§ SELECTED EXCERPT
+ + +
From military base to place of learning, Soran University’s Delzyan campus is a Kurdish success story

Soran University’s Delzyan campus in the autonomous Kurdistan Region. (Photo: Soran University)
Soran University’s Delzyan campus in the autonomous Kurdistan Region. (Photo: Soran University)

During the 1980s and until the Kurdish uprising of 1991 against the former Baathist regime of Iraq, the site that now serves as the Delzyan campus of Soran University functioned as a military base from where Saddam’s soldiers terrorized surrounding villages.

There were, in fact, many military bases in Soran district at the time. This was partly due to the geopolitics of the area, located within the border triangle of Iraq, Iran, and Turkey. The city of Soran, which was called Sidiq back then, was the center for the forced mobilization of people from other districts like Balakayaty, Barzan, and Mergasor in order for the regime to control them and then demolish their towns and villages as a crucial part of the infamous Anfal campaign, now widely recognized as genocide.
+ + +
§ DATA LINES
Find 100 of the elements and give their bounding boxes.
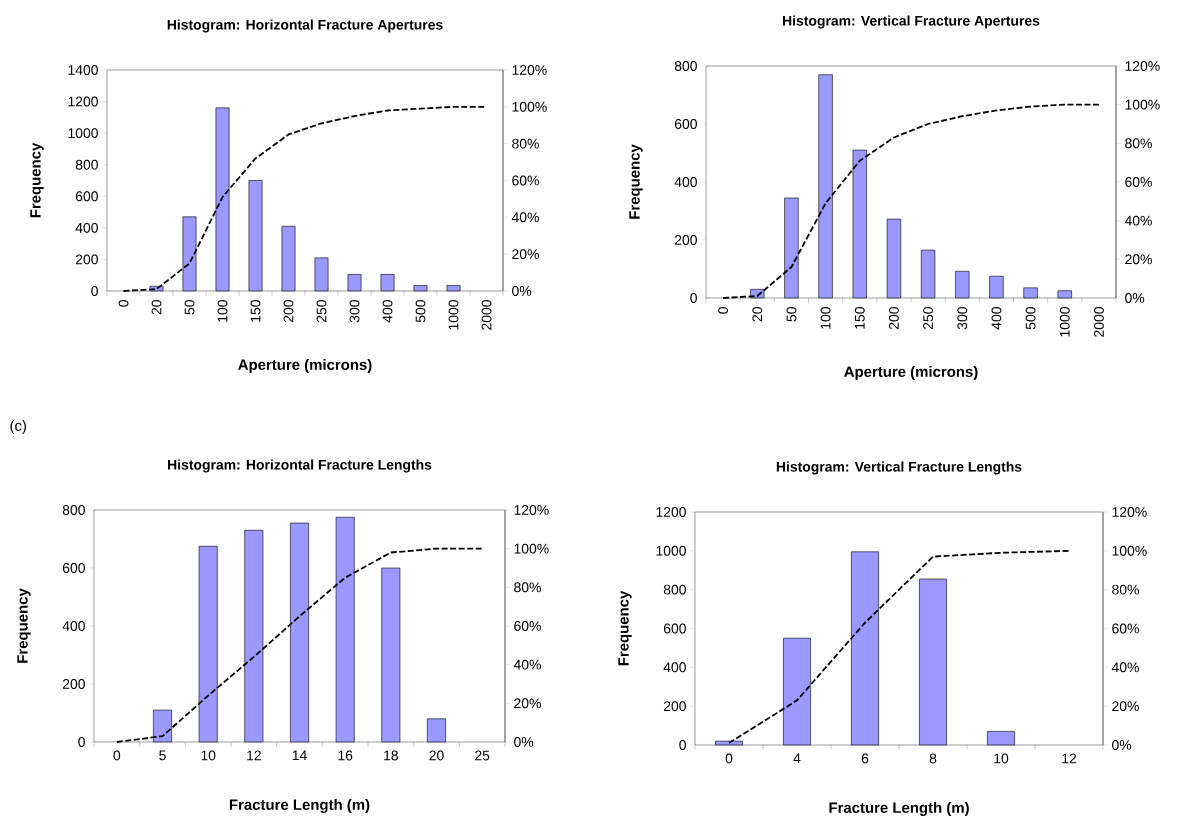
+ + +
§ REQUIREMENTS
1: Reproduce the part of the Delzyan campus article that opens with the words containing "During the 1980s" and closes with "recognized as genocide.", substituting "nearby villages" for "surrounding villages".
2: Carry on the Delzyan campus article from the point at which it stops.

§ OUTPUTS IN ORDER
1:
During the 1980s and until the Kurdish uprising of 1991 against the former Baathist regime of Iraq, the site that now serves as the Delzyan campus of Soran University functioned as a military base from where Saddam’s soldiers terrorized nearby villages.

There were, in fact, many military bases in Soran district at the time. This was partly due to the geopolitics of the area, located within the border triangle of Iraq, Iran, and Turkey. The city of Soran, which was called Sidiq back then, was the center for the forced mobilization of people from other districts like Balakayaty, Barzan, and Mergasor in order for the regime to control them and then demolish their towns and villages as a crucial part of the infamous Anfal campaign, now widely recognized as genocide.

2:
Read More: Kurdistan Region aims to 'internationalize' perception of Anfal

Delzyan and other areas around Soran city also held camps for people forcibly displaced from Sidakan. 

Saddam’s forces used the base at Delzyan to command and launch attacks against Kurdish Peshmerga fighters as well as civilians in the bordering areas of Soran. The base was the extension of a much more sophisticated military fortress further south that was completely destroyed by Iranian rocket attacks during the Iran-Iraq war in 1988.

Soran University’s Delzyan campus in the autonomous Kurdistan Region. (Photo: Yadgar Ismail/Kurdistan 24)
Soran University’s Delzyan campus in the autonomous Kurdistan Region. (Photo: Soran University)

Delzyan is now a university campus, its grizzly sites of torture and war crimes now a site of liberal education and scientific progress, consisting of five faculties where students from all over the country study as part of curricula in more than 20 different departments.

Capture of the Delzyan Base 

The success story of the university started in 2009, but the liberation of the location began decades earlier.

In March 1991, roughly a dozen undercover Kurdish cadres were informed by their superior,  Islmail Said, about an uprising being planned against the base. 

That senior commander, known as Smko, had arranged a plan to attack the base from four different entrances. March 10, he said, was to be the big day. 

Construction continues at Soran University’s Delzyan campus in the autonomous Kurdistan Region. (Photo: Yadgar Ismail/Kurdistan 24)
Construction continues at Soran University’s Delzyan campus in the autonomous Kurdistan Region. (Photo: Yadgar Ismail/Kurdistan 24)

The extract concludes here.